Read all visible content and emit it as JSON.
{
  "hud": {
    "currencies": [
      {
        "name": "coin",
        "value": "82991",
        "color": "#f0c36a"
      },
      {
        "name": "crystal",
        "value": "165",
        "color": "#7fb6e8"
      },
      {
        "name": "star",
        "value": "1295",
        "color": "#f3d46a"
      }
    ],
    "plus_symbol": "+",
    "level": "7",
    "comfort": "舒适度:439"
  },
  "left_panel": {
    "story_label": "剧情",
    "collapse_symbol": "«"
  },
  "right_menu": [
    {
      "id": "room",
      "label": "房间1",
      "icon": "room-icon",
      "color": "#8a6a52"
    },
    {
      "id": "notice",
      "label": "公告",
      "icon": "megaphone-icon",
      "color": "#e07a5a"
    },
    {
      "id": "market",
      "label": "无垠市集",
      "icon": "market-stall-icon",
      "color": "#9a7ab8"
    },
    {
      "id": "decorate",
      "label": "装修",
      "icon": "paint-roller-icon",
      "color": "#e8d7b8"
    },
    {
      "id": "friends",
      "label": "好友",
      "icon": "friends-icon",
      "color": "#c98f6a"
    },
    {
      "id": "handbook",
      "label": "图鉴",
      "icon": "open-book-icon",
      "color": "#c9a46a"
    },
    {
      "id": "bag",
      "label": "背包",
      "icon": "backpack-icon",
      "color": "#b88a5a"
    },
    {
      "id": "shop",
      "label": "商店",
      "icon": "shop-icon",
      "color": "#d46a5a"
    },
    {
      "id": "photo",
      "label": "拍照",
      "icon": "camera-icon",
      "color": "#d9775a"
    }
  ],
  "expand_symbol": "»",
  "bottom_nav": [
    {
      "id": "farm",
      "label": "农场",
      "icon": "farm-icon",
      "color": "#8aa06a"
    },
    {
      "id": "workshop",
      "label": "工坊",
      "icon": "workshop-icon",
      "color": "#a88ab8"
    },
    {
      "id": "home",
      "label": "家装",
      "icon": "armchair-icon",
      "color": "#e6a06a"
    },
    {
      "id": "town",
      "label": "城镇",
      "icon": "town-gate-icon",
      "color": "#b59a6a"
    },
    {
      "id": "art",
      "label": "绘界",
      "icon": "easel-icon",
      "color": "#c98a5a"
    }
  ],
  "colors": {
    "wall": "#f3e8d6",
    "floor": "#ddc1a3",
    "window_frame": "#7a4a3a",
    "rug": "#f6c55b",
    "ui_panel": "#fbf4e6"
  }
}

····················

[TASK REQUIREMENTS] Copy each line of the data above without altering a single character.

[TASK ANSWER]
Read all visible content and emit it as JSON.
{
  "hud": {
    "currencies": [
      {
        "name": "coin",
        "value": "82991",
        "color": "#f0c36a"
      },
      {
        "name": "crystal",
        "value": "165",
        "color": "#7fb6e8"
      },
      {
        "name": "star",
        "value": "1295",
        "color": "#f3d46a"
      }
    ],
    "plus_symbol": "+",
    "level": "7",
    "comfort": "舒适度:439"
  },
  "left_panel": {
    "story_label": "剧情",
    "collapse_symbol": "«"
  },
  "right_menu": [
    {
      "id": "room",
      "label": "房间1",
      "icon": "room-icon",
      "color": "#8a6a52"
    },
    {
      "id": "notice",
      "label": "公告",
      "icon": "megaphone-icon",
      "color": "#e07a5a"
    },
    {
      "id": "market",
      "label": "无垠市集",
      "icon": "market-stall-icon",
      "color": "#9a7ab8"
    },
    {
      "id": "decorate",
      "label": "装修",
      "icon": "paint-roller-icon",
      "color": "#e8d7b8"
    },
    {
      "id": "friends",
      "label": "好友",
      "icon": "friends-icon",
      "color": "#c98f6a"
    },
    {
      "id": "handbook",
      "label": "图鉴",
      "icon": "open-book-icon",
      "color": "#c9a46a"
    },
    {
      "id": "bag",
      "label": "背包",
      "icon": "backpack-icon",
      "color": "#b88a5a"
    },
    {
      "id": "shop",
      "label": "商店",
      "icon": "shop-icon",
      "color": "#d46a5a"
    },
    {
      "id": "photo",
      "label": "拍照",
      "icon": "camera-icon",
      "color": "#d9775a"
    }
  ],
  "expand_symbol": "»",
  "bottom_nav": [
    {
      "id": "farm",
      "label": "农场",
      "icon": "farm-icon",
      "color": "#8aa06a"
    },
    {
      "id": "workshop",
      "label": "工坊",
      "icon": "workshop-icon",
      "color": "#a88ab8"
    },
    {
      "id": "home",
      "label": "家装",
      "icon": "armchair-icon",
      "color": "#e6a06a"
    },
    {
      "id": "town",
      "label": "城镇",
      "icon": "town-gate-icon",
      "color": "#b59a6a"
    },
    {
      "id": "art",
      "label": "绘界",
      "icon": "easel-icon",
      "color": "#c98a5a"
    }
  ],
  "colors": {
    "wall": "#f3e8d6",
    "floor": "#ddc1a3",
    "window_frame": "#7a4a3a",
    "rug": "#f6c55b",
    "ui_panel": "#fbf4e6"
  }
}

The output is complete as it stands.